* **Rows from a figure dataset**
☆ ☆ ☆

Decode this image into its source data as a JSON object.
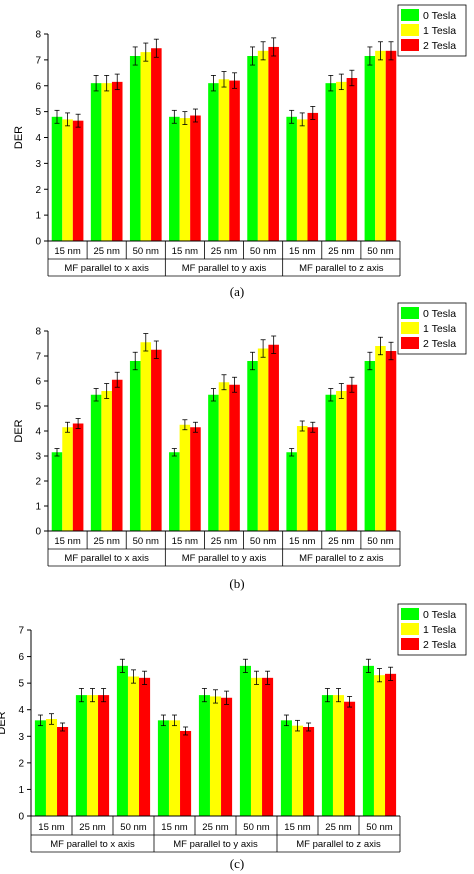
{
  "colors": {
    "0 Tesla": "#00ff00",
    "1 Tesla": "#ffff00",
    "2 Tesla": "#ff0000"
  },
  "chart_data": [
    {
      "type": "bar",
      "caption": "(a)",
      "ylabel": "DER",
      "xlabel": "",
      "ylim": [
        0,
        8
      ],
      "yticks": [
        0,
        1,
        2,
        3,
        4,
        5,
        6,
        7,
        8
      ],
      "grid": false,
      "legend": "top-right",
      "categories": [
        "15 nm",
        "25 nm",
        "50 nm",
        "15 nm",
        "25 nm",
        "50 nm",
        "15 nm",
        "25 nm",
        "50 nm"
      ],
      "groups": [
        "MF parallel to x axis",
        "MF parallel to y axis",
        "MF parallel to z axis"
      ],
      "series": [
        {
          "name": "0 Tesla",
          "values": [
            4.8,
            6.1,
            7.15,
            4.8,
            6.1,
            7.15,
            4.8,
            6.1,
            7.15
          ],
          "errors": [
            0.25,
            0.3,
            0.35,
            0.25,
            0.3,
            0.35,
            0.25,
            0.3,
            0.35
          ]
        },
        {
          "name": "1 Tesla",
          "values": [
            4.7,
            6.1,
            7.3,
            4.75,
            6.25,
            7.35,
            4.7,
            6.15,
            7.35
          ],
          "errors": [
            0.25,
            0.3,
            0.35,
            0.25,
            0.3,
            0.35,
            0.25,
            0.3,
            0.35
          ]
        },
        {
          "name": "2 Tesla",
          "values": [
            4.65,
            6.15,
            7.45,
            4.85,
            6.2,
            7.5,
            4.95,
            6.3,
            7.35
          ],
          "errors": [
            0.25,
            0.3,
            0.35,
            0.25,
            0.3,
            0.35,
            0.25,
            0.3,
            0.35
          ]
        }
      ]
    },
    {
      "type": "bar",
      "caption": "(b)",
      "ylabel": "DER",
      "xlabel": "",
      "ylim": [
        0,
        8
      ],
      "yticks": [
        0,
        1,
        2,
        3,
        4,
        5,
        6,
        7,
        8
      ],
      "grid": false,
      "legend": "top-right",
      "categories": [
        "15 nm",
        "25 nm",
        "50 nm",
        "15 nm",
        "25 nm",
        "50 nm",
        "15 nm",
        "25 nm",
        "50 nm"
      ],
      "groups": [
        "MF parallel to x axis",
        "MF parallel to y axis",
        "MF parallel to z axis"
      ],
      "series": [
        {
          "name": "0 Tesla",
          "values": [
            3.15,
            5.45,
            6.8,
            3.15,
            5.45,
            6.8,
            3.15,
            5.45,
            6.8
          ],
          "errors": [
            0.15,
            0.25,
            0.35,
            0.15,
            0.25,
            0.35,
            0.15,
            0.25,
            0.35
          ]
        },
        {
          "name": "1 Tesla",
          "values": [
            4.15,
            5.6,
            7.55,
            4.25,
            5.95,
            7.3,
            4.2,
            5.6,
            7.4
          ],
          "errors": [
            0.2,
            0.3,
            0.35,
            0.2,
            0.3,
            0.35,
            0.2,
            0.3,
            0.35
          ]
        },
        {
          "name": "2 Tesla",
          "values": [
            4.3,
            6.05,
            7.25,
            4.15,
            5.85,
            7.45,
            4.15,
            5.85,
            7.2
          ],
          "errors": [
            0.2,
            0.3,
            0.35,
            0.2,
            0.3,
            0.35,
            0.2,
            0.3,
            0.35
          ]
        }
      ]
    },
    {
      "type": "bar",
      "caption": "(c)",
      "ylabel": "DER",
      "xlabel": "",
      "ylim": [
        0,
        7
      ],
      "yticks": [
        0,
        1,
        2,
        3,
        4,
        5,
        6,
        7
      ],
      "grid": false,
      "legend": "top-right",
      "categories": [
        "15 nm",
        "25 nm",
        "50 nm",
        "15 nm",
        "25 nm",
        "50 nm",
        "15 nm",
        "25 nm",
        "50 nm"
      ],
      "groups": [
        "MF parallel to x axis",
        "MF parallel to y axis",
        "MF parallel to z axis"
      ],
      "series": [
        {
          "name": "0 Tesla",
          "values": [
            3.6,
            4.55,
            5.65,
            3.6,
            4.55,
            5.65,
            3.6,
            4.55,
            5.65
          ],
          "errors": [
            0.2,
            0.25,
            0.25,
            0.2,
            0.25,
            0.25,
            0.2,
            0.25,
            0.25
          ]
        },
        {
          "name": "1 Tesla",
          "values": [
            3.65,
            4.55,
            5.25,
            3.6,
            4.5,
            5.2,
            3.4,
            4.55,
            5.3
          ],
          "errors": [
            0.2,
            0.25,
            0.25,
            0.2,
            0.25,
            0.25,
            0.2,
            0.25,
            0.25
          ]
        },
        {
          "name": "2 Tesla",
          "values": [
            3.35,
            4.55,
            5.2,
            3.2,
            4.45,
            5.2,
            3.35,
            4.3,
            5.35
          ],
          "errors": [
            0.15,
            0.25,
            0.25,
            0.15,
            0.25,
            0.25,
            0.15,
            0.2,
            0.25
          ]
        }
      ]
    }
  ]
}
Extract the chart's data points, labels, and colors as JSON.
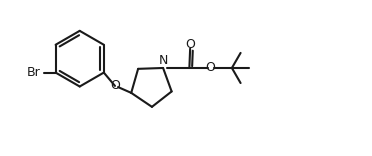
{
  "bg_color": "#ffffff",
  "line_color": "#1a1a1a",
  "line_width": 1.5,
  "font_size_label": 9.0,
  "fig_width": 3.72,
  "fig_height": 1.56,
  "dpi": 100,
  "xlim": [
    0.0,
    9.5
  ],
  "ylim": [
    0.5,
    4.5
  ]
}
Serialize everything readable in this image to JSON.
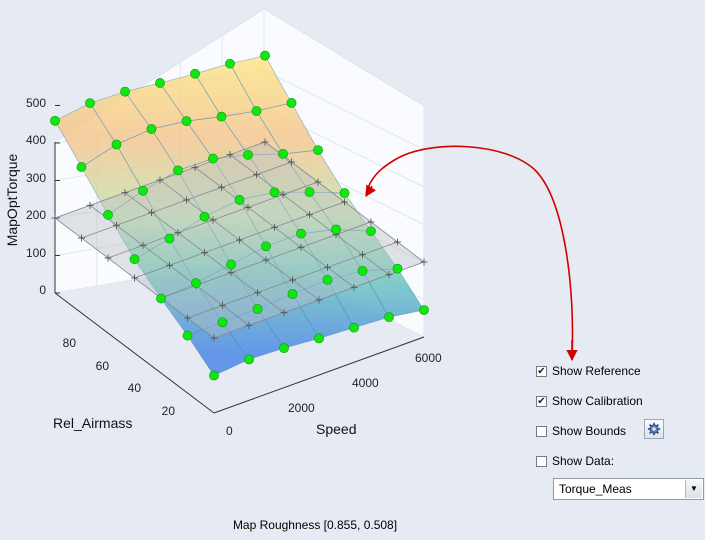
{
  "plot": {
    "zlabel": "MapOptTorque",
    "xlabel": "Rel_Airmass",
    "ylabel": "Speed",
    "z_ticks": [
      "0",
      "100",
      "200",
      "300",
      "400",
      "500"
    ],
    "airmass_ticks": [
      "20",
      "40",
      "60",
      "80"
    ],
    "speed_ticks": [
      "0",
      "2000",
      "4000",
      "6000"
    ]
  },
  "controls": {
    "show_reference": {
      "label": "Show Reference",
      "checked": true
    },
    "show_calibration": {
      "label": "Show Calibration",
      "checked": true
    },
    "show_bounds": {
      "label": "Show Bounds",
      "checked": false
    },
    "show_data": {
      "label": "Show Data:",
      "checked": false
    },
    "data_select": {
      "value": "Torque_Meas"
    }
  },
  "status": "Map Roughness [0.855, 0.508]",
  "colors": {
    "background": "#e6ebf3",
    "point": "#12e612",
    "annotation_arrow": "#d40000"
  },
  "icons": {
    "gear": "gear-icon",
    "dropdown": "chevron-down-icon"
  }
}
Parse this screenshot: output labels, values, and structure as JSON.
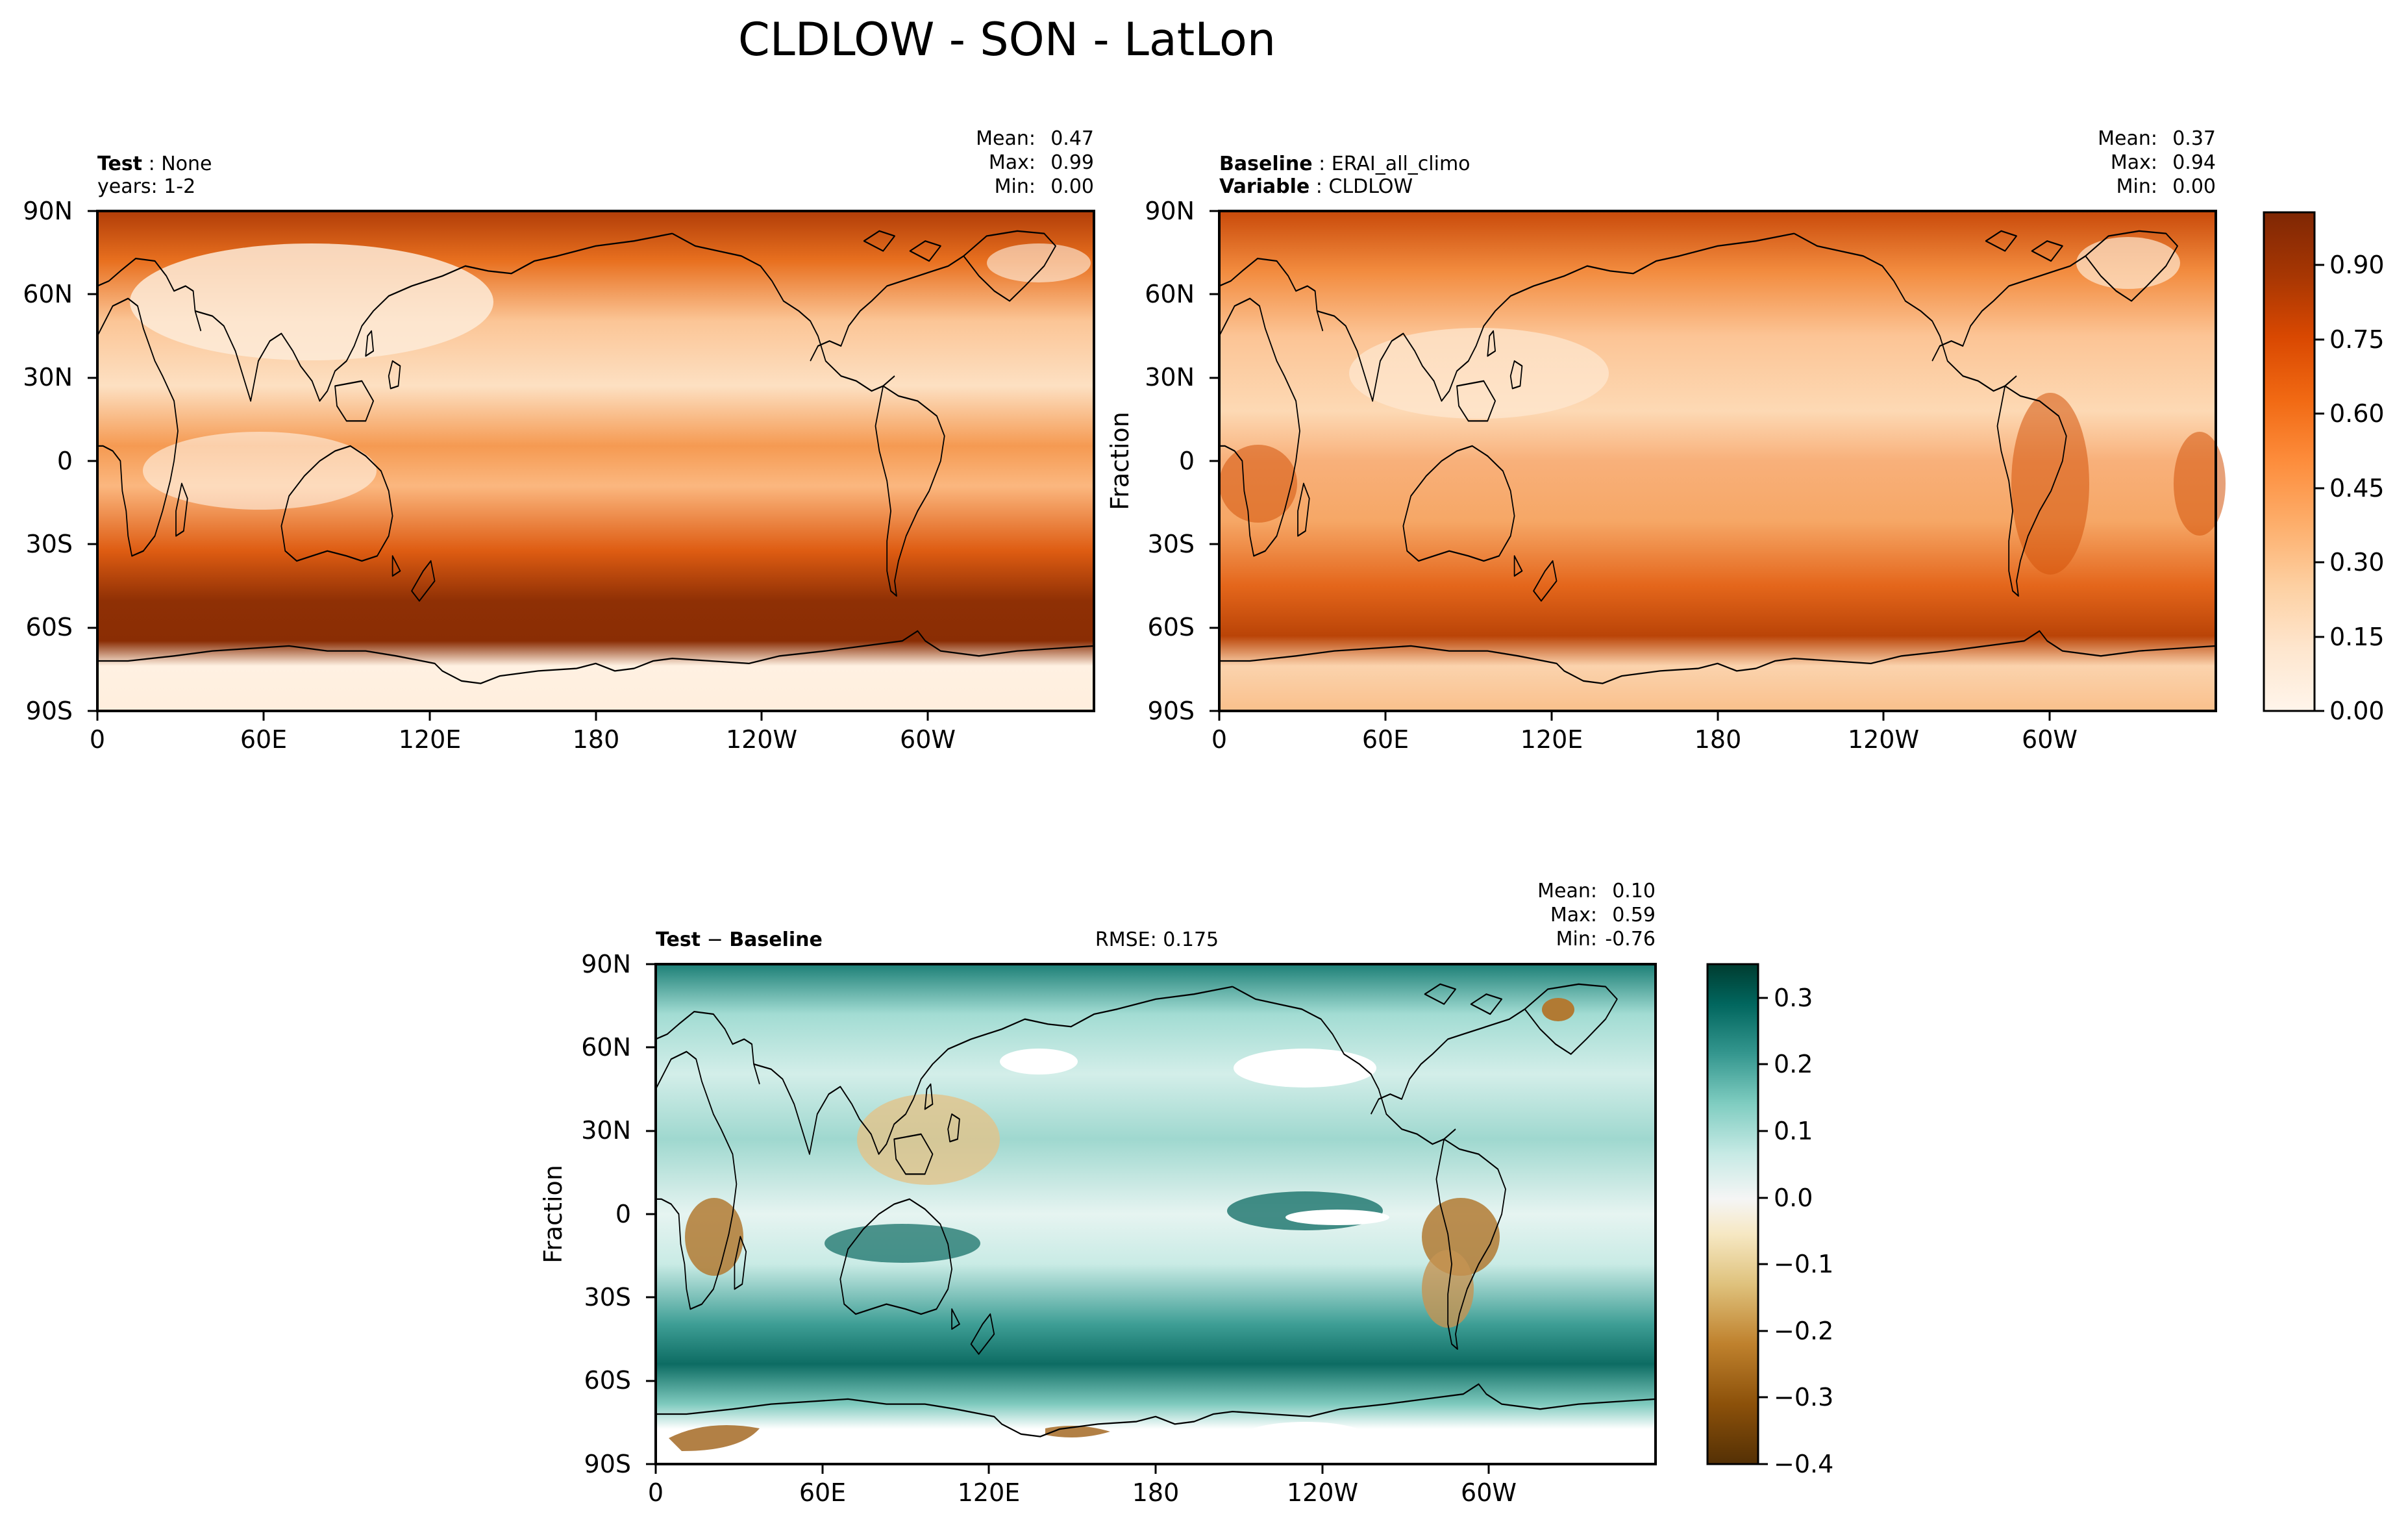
{
  "figure": {
    "suptitle": "CLDLOW - SON - LatLon"
  },
  "chart_data": [
    {
      "type": "heatmap",
      "panel": "test",
      "title_left_bold": "Test",
      "title_left_text": "None",
      "title_left_line2": "years: 1-2",
      "stats": {
        "mean_label": "Mean:",
        "mean": "0.47",
        "max_label": "Max:",
        "max": "0.99",
        "min_label": "Min:",
        "min": "0.00"
      },
      "xticks": [
        "0",
        "60E",
        "120E",
        "180",
        "120W",
        "60W"
      ],
      "yticks": [
        "90N",
        "60N",
        "30N",
        "0",
        "30S",
        "60S",
        "90S"
      ],
      "xlim": [
        0,
        360
      ],
      "ylim": [
        -90,
        90
      ],
      "colormap": "Oranges",
      "overlay": "coastlines"
    },
    {
      "type": "heatmap",
      "panel": "baseline",
      "title_left_bold": "Baseline",
      "title_left_text": "ERAI_all_climo",
      "title_left_bold2": "Variable",
      "title_left_text2": "CLDLOW",
      "stats": {
        "mean_label": "Mean:",
        "mean": "0.37",
        "max_label": "Max:",
        "max": "0.94",
        "min_label": "Min:",
        "min": "0.00"
      },
      "ylabel": "Fraction",
      "xticks": [
        "0",
        "60E",
        "120E",
        "180",
        "120W",
        "60W"
      ],
      "yticks": [
        "90N",
        "60N",
        "30N",
        "0",
        "30S",
        "60S",
        "90S"
      ],
      "xlim": [
        0,
        360
      ],
      "ylim": [
        -90,
        90
      ],
      "colormap": "Oranges",
      "overlay": "coastlines",
      "colorbar": {
        "ticks": [
          "0.00",
          "0.15",
          "0.30",
          "0.45",
          "0.60",
          "0.75",
          "0.90"
        ],
        "range": [
          0,
          1
        ],
        "levels": 20,
        "colors": [
          "#fff5eb",
          "#fee6ce",
          "#fdd0a2",
          "#fdae6b",
          "#fd8d3c",
          "#f16913",
          "#d94801",
          "#a63603",
          "#7f2704"
        ]
      }
    },
    {
      "type": "heatmap",
      "panel": "diff",
      "title_left_bold": "Test",
      "title_left_op": "−",
      "title_left_bold2": "Baseline",
      "rmse_text": "RMSE: 0.175",
      "stats": {
        "mean_label": "Mean:",
        "mean": "0.10",
        "max_label": "Max:",
        "max": "0.59",
        "min_label": "Min:",
        "min": "-0.76"
      },
      "ylabel": "Fraction",
      "xticks": [
        "0",
        "60E",
        "120E",
        "180",
        "120W",
        "60W"
      ],
      "yticks": [
        "90N",
        "60N",
        "30N",
        "0",
        "30S",
        "60S",
        "90S"
      ],
      "xlim": [
        0,
        360
      ],
      "ylim": [
        -90,
        90
      ],
      "colormap": "BrBG",
      "overlay": "coastlines",
      "colorbar": {
        "ticks": [
          "0.3",
          "0.2",
          "0.1",
          "0.0",
          "−0.1",
          "−0.2",
          "−0.3",
          "−0.4"
        ],
        "range": [
          -0.4,
          0.35
        ],
        "levels": 15,
        "colors": [
          "#543005",
          "#8c510a",
          "#bf812d",
          "#dfc27d",
          "#f6e8c3",
          "#f5f5f5",
          "#c7eae5",
          "#80cdc1",
          "#35978f",
          "#01665e",
          "#003c30"
        ]
      }
    }
  ]
}
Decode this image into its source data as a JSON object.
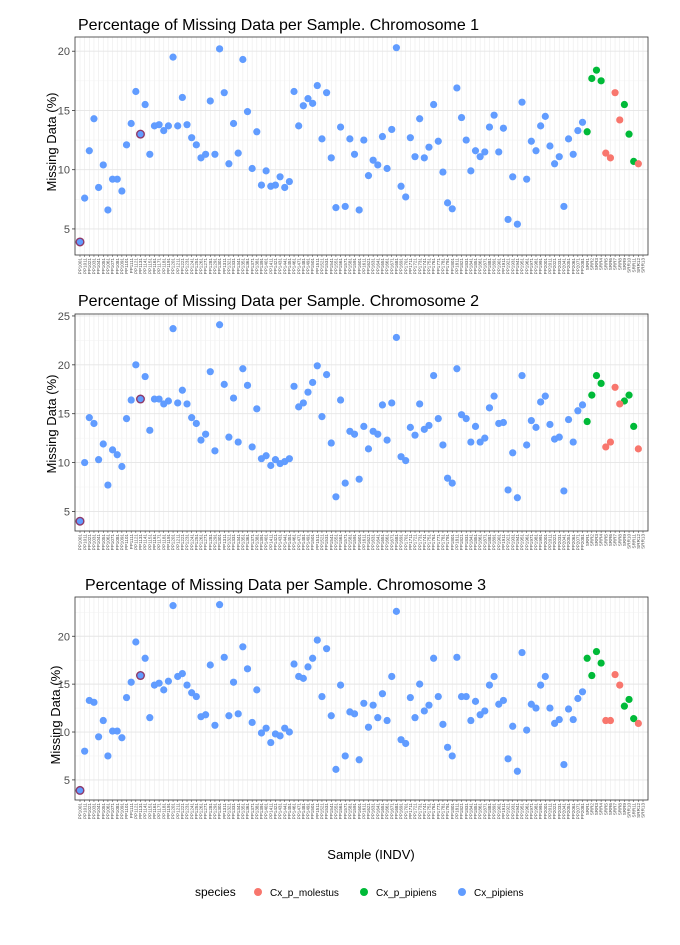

☆ ☆ ☆

* **TASK TO CARRY OUT**
Pull out the lines above in which the word "panel" appears.

* **ANSWER TO THE PROBLEM**
      "panel": "test",
      "panel": "baseline",
      "panel": "diff",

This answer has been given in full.